[Dataset listings of figures]
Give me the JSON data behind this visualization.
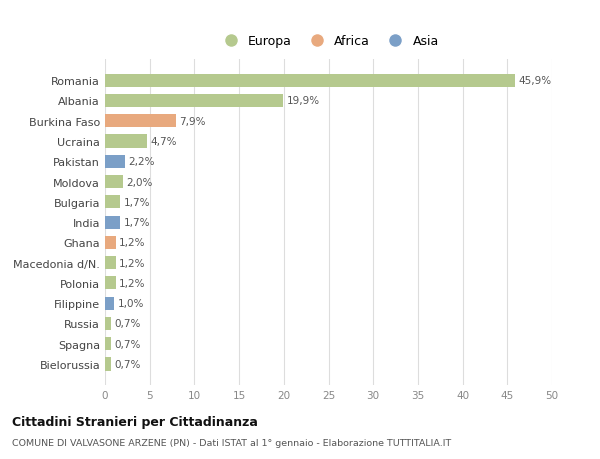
{
  "countries": [
    "Romania",
    "Albania",
    "Burkina Faso",
    "Ucraina",
    "Pakistan",
    "Moldova",
    "Bulgaria",
    "India",
    "Ghana",
    "Macedonia d/N.",
    "Polonia",
    "Filippine",
    "Russia",
    "Spagna",
    "Bielorussia"
  ],
  "values": [
    45.9,
    19.9,
    7.9,
    4.7,
    2.2,
    2.0,
    1.7,
    1.7,
    1.2,
    1.2,
    1.2,
    1.0,
    0.7,
    0.7,
    0.7
  ],
  "labels": [
    "45,9%",
    "19,9%",
    "7,9%",
    "4,7%",
    "2,2%",
    "2,0%",
    "1,7%",
    "1,7%",
    "1,2%",
    "1,2%",
    "1,2%",
    "1,0%",
    "0,7%",
    "0,7%",
    "0,7%"
  ],
  "continents": [
    "Europa",
    "Europa",
    "Africa",
    "Europa",
    "Asia",
    "Europa",
    "Europa",
    "Asia",
    "Africa",
    "Europa",
    "Europa",
    "Asia",
    "Europa",
    "Europa",
    "Europa"
  ],
  "colors": {
    "Europa": "#b5c98e",
    "Africa": "#e8a97e",
    "Asia": "#7b9fc7"
  },
  "bg_color": "#ffffff",
  "grid_color": "#dddddd",
  "title": "Cittadini Stranieri per Cittadinanza",
  "subtitle": "COMUNE DI VALVASONE ARZENE (PN) - Dati ISTAT al 1° gennaio - Elaborazione TUTTITALIA.IT",
  "xlim": [
    0,
    50
  ],
  "xticks": [
    0,
    5,
    10,
    15,
    20,
    25,
    30,
    35,
    40,
    45,
    50
  ]
}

■ Set exercise
Quote the entries in full. Any image among them is to be omitted from the copy.

■ Result
Give me the JSON data behind this visualization.
{
  "countries": [
    "Romania",
    "Albania",
    "Burkina Faso",
    "Ucraina",
    "Pakistan",
    "Moldova",
    "Bulgaria",
    "India",
    "Ghana",
    "Macedonia d/N.",
    "Polonia",
    "Filippine",
    "Russia",
    "Spagna",
    "Bielorussia"
  ],
  "values": [
    45.9,
    19.9,
    7.9,
    4.7,
    2.2,
    2.0,
    1.7,
    1.7,
    1.2,
    1.2,
    1.2,
    1.0,
    0.7,
    0.7,
    0.7
  ],
  "labels": [
    "45,9%",
    "19,9%",
    "7,9%",
    "4,7%",
    "2,2%",
    "2,0%",
    "1,7%",
    "1,7%",
    "1,2%",
    "1,2%",
    "1,2%",
    "1,0%",
    "0,7%",
    "0,7%",
    "0,7%"
  ],
  "continents": [
    "Europa",
    "Europa",
    "Africa",
    "Europa",
    "Asia",
    "Europa",
    "Europa",
    "Asia",
    "Africa",
    "Europa",
    "Europa",
    "Asia",
    "Europa",
    "Europa",
    "Europa"
  ],
  "colors": {
    "Europa": "#b5c98e",
    "Africa": "#e8a97e",
    "Asia": "#7b9fc7"
  },
  "bg_color": "#ffffff",
  "grid_color": "#dddddd",
  "title": "Cittadini Stranieri per Cittadinanza",
  "subtitle": "COMUNE DI VALVASONE ARZENE (PN) - Dati ISTAT al 1° gennaio - Elaborazione TUTTITALIA.IT",
  "xlim": [
    0,
    50
  ],
  "xticks": [
    0,
    5,
    10,
    15,
    20,
    25,
    30,
    35,
    40,
    45,
    50
  ]
}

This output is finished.